### Texto apresentado:
┄┄┄┄┄┄┄┄┄┄

O
assassinato de Flaviano Pinto Neto, morador da comunidade quilombola de
Charco, no Maranhão, completa quatro anos. Morto por defender a terra
de seu povo, os criminosos nunca foram presos
Texto por Renata Neder*
30
de outubro de 2010. Flaviano Pinto Neto entra no carro de um conhecido e
vai até um estabelecimento – uma espécie de bar – na beira da estrada
(a MA 014), perto da comunidade onde mora. O conhecido lhe paga algo de
beber e vai embora, deixando Flaviano conversando com a dona do local.
Algum tempo depois, um homem entra no estabelecimento e dispara pelo
menos sete tiros contra Flaviano, assim mesmo, à queima-roupa.
Difícil
escolher o ponto exato a partir do qual devemos começar a contar essa
história e o que levou a esse assassinato. Quanto maior o recuo no
tempo, maior a sensação de injustiça.
A
comunidade quilombola do Charco fica na região conhecida como
“Baixada”, no interior do Maranhão, a pouco menos de 300 km da capital
São Luís. Lá vivem, hoje, em torno de 90 famílias. A paisagem seca do
mês de outubro não reflete a realidade que dá nome ao local – “Charco”,
uma referência ao alagamento da região durante o período das chuvas.

┄┄┄┄┄┄┄┄┄┄

### Material extraído:
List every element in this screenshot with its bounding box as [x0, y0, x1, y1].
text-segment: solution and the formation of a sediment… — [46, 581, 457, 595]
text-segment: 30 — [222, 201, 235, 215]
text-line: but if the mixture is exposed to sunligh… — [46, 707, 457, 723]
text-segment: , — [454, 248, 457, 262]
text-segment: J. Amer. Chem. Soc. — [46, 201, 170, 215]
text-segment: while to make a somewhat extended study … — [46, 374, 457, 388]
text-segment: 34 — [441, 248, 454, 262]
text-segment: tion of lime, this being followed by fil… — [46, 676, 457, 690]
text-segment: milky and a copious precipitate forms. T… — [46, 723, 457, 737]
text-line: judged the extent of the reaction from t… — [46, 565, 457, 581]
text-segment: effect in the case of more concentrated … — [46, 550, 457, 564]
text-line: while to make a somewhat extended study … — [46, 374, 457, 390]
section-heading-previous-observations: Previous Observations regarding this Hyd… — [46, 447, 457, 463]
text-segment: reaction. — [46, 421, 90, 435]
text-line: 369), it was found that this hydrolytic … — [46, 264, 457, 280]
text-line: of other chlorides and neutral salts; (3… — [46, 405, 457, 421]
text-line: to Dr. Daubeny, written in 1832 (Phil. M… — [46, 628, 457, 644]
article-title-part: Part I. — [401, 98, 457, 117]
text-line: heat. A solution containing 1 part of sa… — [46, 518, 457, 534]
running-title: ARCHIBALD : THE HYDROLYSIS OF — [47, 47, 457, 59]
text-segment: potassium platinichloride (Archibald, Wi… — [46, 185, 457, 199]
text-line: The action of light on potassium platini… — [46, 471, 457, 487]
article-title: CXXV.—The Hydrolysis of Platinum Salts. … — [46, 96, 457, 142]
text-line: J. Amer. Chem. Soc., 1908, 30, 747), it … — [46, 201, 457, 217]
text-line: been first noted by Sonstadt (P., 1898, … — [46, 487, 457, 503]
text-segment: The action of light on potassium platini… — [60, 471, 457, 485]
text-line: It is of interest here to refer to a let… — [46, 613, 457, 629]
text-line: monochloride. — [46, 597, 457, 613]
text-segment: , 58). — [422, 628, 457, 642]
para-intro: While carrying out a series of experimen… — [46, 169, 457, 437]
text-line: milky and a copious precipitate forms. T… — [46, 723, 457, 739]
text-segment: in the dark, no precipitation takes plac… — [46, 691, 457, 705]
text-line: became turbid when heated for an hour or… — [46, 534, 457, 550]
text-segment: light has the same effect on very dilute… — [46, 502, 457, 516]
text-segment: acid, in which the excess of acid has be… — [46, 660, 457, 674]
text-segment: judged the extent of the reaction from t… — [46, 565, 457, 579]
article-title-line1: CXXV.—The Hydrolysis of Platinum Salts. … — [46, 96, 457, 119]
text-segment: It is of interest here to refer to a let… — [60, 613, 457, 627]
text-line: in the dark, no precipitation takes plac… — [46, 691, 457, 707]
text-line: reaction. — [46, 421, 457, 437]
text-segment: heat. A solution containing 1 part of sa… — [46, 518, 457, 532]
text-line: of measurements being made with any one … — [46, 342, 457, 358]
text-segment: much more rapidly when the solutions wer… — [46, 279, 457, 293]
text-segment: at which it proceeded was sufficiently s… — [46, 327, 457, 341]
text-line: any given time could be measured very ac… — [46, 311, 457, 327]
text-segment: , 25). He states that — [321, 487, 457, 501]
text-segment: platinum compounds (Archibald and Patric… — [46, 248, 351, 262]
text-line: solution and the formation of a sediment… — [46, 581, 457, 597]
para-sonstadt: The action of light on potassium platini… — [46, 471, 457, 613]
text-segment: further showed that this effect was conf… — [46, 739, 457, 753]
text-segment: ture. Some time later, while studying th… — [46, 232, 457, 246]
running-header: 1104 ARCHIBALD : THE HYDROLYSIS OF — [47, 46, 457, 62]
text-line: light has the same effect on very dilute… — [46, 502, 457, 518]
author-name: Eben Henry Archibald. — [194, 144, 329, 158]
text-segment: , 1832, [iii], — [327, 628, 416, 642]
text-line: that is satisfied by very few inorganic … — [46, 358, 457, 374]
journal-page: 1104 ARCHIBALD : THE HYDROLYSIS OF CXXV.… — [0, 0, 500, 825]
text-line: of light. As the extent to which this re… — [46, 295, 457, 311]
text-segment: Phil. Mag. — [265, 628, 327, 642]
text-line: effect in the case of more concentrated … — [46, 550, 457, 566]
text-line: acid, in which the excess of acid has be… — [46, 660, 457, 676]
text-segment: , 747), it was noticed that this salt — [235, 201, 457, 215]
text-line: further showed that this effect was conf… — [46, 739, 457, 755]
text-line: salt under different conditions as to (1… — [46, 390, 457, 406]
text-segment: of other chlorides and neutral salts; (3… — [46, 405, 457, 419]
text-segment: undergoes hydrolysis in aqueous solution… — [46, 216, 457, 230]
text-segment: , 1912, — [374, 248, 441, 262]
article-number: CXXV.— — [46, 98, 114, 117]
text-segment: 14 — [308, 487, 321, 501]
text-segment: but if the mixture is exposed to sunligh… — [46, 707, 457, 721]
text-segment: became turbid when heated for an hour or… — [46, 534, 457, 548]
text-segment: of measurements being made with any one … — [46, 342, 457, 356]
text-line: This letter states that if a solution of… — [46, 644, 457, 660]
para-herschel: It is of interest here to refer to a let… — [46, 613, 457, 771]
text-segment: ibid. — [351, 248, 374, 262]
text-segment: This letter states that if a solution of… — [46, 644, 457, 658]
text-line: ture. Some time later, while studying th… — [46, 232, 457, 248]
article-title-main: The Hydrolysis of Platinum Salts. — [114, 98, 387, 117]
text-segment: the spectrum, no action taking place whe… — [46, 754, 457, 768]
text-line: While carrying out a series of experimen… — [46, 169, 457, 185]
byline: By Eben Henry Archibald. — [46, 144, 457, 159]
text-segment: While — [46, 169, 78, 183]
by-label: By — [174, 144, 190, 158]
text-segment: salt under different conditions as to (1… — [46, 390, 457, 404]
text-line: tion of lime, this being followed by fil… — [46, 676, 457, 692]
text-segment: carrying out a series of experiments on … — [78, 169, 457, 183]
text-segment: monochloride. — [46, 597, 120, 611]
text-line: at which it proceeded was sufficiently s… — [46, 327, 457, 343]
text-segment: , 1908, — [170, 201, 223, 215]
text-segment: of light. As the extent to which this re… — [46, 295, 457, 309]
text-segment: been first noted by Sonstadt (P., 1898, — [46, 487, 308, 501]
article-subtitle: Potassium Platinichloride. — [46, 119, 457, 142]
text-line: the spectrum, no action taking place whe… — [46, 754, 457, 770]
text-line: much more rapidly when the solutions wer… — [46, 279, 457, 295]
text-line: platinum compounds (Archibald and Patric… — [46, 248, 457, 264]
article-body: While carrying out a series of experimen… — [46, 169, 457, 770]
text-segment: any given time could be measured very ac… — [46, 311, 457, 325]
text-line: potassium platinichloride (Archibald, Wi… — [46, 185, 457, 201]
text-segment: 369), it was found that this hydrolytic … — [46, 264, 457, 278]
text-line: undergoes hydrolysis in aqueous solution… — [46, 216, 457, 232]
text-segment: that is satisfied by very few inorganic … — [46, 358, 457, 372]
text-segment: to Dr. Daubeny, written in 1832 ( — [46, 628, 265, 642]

┄┄┄┄┄┄┄┄┄┄

### Tarefas propostas:
(A) Responda, com base no texto sobre o assassinato de Flaviano Pinto Neto:
(i) Em que data Flaviano entra no carro de um conhecido?
(ii) Quantas famílias vivem hoje na comunidade quilombola do Charco?
(iii) A que distância da capital São Luís fica a comunidade?
(B) Edite o texto sobre o assassinato de Flaviano Pinto Neto: transcreva o trecho que se inicia pelas palavras "Algum tempo depois, um" e se encerra em "período das chuvas.", trocando "período das chuvas" por "estação chuvosa".
(C) Retome o texto sobre o assassinato de Flaviano Pinto Neto e prossiga a partir da última frase apresentada.

### Respostas das tarefas:
(A)
(i) Em 30 de outubro de 2010.
(ii) Em torno de 90 famílias.
(iii) A pouco menos de 300 km.

(B)
Algum tempo depois, um homem entra no estabelecimento e dispara pelo
menos sete tiros contra Flaviano, assim mesmo, à queima-roupa.
Difícil
escolher o ponto exato a partir do qual devemos começar a contar essa
história e o que levou a esse assassinato. Quanto maior o recuo no
tempo, maior a sensação de injustiça.
A
comunidade quilombola do Charco fica na região conhecida como
“Baixada”, no interior do Maranhão, a pouco menos de 300 km da capital
São Luís. Lá vivem, hoje, em torno de 90 famílias. A paisagem seca do
mês de outubro não reflete a realidade que dá nome ao local – “Charco”,
uma referência ao alagamento da região durante o estação chuvosa.

(C)
Quando a seca permite, plantam mandioca, arroz, milho, batata e criam
alguns animais. Também coletam coco de babaçu. Mas até uns seis anos
atrás, a maior parte da produção não ficava com eles. Um fazendeiro da
região alegava que aquela terra que a comunidade ocupa era de
propriedade dele e, por isso, exigia o pagamento de um “foro”, um valor
pelo uso da terra.
Apesar
de achar injusto, as famílias pagavam. O que sobrava era quase nada.
Seu Davi, que hoje já passou de seus 60 anos, lembra que na sua infância
pouco restava para o consumo da família, em geral apenas o cultivo da
“soca” (o rebrote do arroz após o corte da colheita principal). Era duro
plantar, colher, e ver o fruto do trabalho ser entregue para o
fazendeiro.
Indignados
com essa situação, alguns moradores questionaram a legalidade dessa
exigência do fazendeiro e seus herdeiros. Se as famílias eram nascidas e
criadas ali no Charco, como poderia aquela terra pertencer a outra
pessoa? Exigiram então que o fazendeiro apresentasse o título de
propriedade provando que era o dono da terra. Só assim fariam o próximo
pagamento.
No dia
marcado, em janeiro de 2008, a comunidade estava disposta a pagar o
“foro”, desde que visse o documento. O fazendeiro, no entanto, não tinha
documento nenhum a apresentar e, assim, o pagamento não foi feito.
Dizem que foi ali que Flaviano Pinto Mendes assinou sua sentença de
morte. Os anos que se seguiram foram marcados por ameaças e ataques à
comunidade do Charco.
Raimundo
Silva tem 56 anos e é nascido e criado no Charco, assim como sua mãe.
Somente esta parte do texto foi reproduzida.